Collected data
----

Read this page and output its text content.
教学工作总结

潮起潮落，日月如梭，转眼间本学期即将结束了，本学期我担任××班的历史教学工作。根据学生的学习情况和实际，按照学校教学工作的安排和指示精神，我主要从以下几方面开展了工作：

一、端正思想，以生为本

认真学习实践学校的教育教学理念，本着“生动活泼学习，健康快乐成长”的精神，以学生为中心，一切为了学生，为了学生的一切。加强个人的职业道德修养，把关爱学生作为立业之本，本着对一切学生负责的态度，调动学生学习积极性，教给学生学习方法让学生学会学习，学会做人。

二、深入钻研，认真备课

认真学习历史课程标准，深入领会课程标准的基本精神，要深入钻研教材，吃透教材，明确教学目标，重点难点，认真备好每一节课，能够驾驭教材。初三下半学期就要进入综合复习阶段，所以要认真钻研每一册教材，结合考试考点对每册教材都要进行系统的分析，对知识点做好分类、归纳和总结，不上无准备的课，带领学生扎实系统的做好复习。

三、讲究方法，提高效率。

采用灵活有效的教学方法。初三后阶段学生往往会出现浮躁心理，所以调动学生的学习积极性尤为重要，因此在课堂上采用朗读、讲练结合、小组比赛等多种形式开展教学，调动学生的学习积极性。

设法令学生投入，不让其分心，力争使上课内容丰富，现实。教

----

Task to carry out
Please quote the data above in full, with no line missing.

Result of the task
Read this page and output its text content.
教学工作总结

潮起潮落，日月如梭，转眼间本学期即将结束了，本学期我担任××班的历史教学工作。根据学生的学习情况和实际，按照学校教学工作的安排和指示精神，我主要从以下几方面开展了工作：

一、端正思想，以生为本

认真学习实践学校的教育教学理念，本着“生动活泼学习，健康快乐成长”的精神，以学生为中心，一切为了学生，为了学生的一切。加强个人的职业道德修养，把关爱学生作为立业之本，本着对一切学生负责的态度，调动学生学习积极性，教给学生学习方法让学生学会学习，学会做人。

二、深入钻研，认真备课

认真学习历史课程标准，深入领会课程标准的基本精神，要深入钻研教材，吃透教材，明确教学目标，重点难点，认真备好每一节课，能够驾驭教材。初三下半学期就要进入综合复习阶段，所以要认真钻研每一册教材，结合考试考点对每册教材都要进行系统的分析，对知识点做好分类、归纳和总结，不上无准备的课，带领学生扎实系统的做好复习。

三、讲究方法，提高效率。

采用灵活有效的教学方法。初三后阶段学生往往会出现浮躁心理，所以调动学生的学习积极性尤为重要，因此在课堂上采用朗读、讲练结合、小组比赛等多种形式开展教学，调动学生的学习积极性。

设法令学生投入，不让其分心，力争使上课内容丰富，现实。教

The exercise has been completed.